■ Data provided ■
▬▬▬

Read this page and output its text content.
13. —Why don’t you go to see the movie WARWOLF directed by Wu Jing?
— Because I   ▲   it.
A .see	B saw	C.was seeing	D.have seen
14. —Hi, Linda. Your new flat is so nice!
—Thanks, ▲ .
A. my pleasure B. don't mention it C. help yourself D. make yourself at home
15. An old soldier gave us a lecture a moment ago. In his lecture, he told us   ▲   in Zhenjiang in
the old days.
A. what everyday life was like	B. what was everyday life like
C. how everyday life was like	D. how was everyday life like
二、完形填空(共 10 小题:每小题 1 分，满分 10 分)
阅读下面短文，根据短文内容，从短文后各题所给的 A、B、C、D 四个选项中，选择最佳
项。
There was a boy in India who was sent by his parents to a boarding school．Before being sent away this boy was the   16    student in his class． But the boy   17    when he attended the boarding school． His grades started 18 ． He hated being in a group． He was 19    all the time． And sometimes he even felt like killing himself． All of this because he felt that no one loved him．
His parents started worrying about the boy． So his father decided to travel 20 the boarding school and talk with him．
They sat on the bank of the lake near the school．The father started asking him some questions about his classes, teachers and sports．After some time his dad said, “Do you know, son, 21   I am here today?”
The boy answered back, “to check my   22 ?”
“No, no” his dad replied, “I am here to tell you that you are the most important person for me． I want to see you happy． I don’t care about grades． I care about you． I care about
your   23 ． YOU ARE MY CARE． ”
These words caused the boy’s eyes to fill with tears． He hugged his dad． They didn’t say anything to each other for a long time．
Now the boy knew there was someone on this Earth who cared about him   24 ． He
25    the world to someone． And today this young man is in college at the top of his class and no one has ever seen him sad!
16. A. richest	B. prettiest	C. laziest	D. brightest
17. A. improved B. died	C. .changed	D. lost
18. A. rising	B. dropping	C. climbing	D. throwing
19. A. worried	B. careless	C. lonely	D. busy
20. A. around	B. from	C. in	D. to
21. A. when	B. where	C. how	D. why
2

▬▬▬

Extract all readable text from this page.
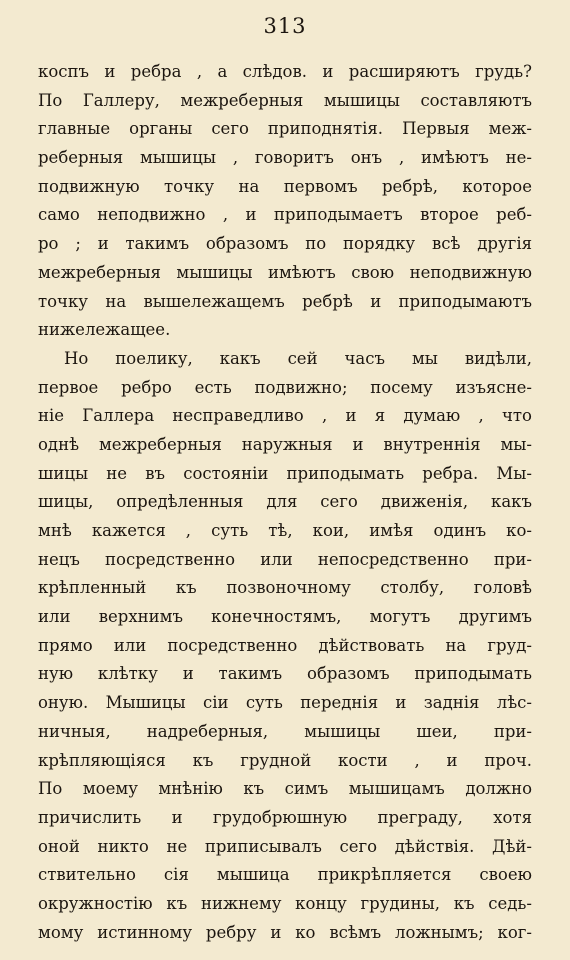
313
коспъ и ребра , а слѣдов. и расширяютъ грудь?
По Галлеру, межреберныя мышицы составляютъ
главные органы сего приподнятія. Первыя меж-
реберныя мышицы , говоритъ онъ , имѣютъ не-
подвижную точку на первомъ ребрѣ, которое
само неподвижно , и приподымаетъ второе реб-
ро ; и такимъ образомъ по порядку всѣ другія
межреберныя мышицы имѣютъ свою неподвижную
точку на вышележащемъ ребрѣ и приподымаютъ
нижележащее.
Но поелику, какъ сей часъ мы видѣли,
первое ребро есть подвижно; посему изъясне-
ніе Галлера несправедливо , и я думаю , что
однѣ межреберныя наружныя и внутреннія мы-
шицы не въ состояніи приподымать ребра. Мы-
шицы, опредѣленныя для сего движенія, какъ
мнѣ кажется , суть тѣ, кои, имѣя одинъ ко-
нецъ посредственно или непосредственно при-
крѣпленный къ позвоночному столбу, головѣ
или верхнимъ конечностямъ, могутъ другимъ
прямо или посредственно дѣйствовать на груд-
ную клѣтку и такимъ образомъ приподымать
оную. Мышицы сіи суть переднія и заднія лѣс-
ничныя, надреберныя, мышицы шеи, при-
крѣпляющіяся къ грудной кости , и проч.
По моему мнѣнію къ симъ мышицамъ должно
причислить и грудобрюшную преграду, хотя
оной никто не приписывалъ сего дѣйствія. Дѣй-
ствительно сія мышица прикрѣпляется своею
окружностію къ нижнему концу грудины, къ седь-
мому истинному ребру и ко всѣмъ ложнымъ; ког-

▬▬▬

■ Exercise instructions ■
List every line in the records above that contains the word "seen".

■ The completed task ■
A .see	B saw	C.was seeing	D.have seen
25    the world to someone． And today this young man is in college at the top of his class and no one has ever seen him sad!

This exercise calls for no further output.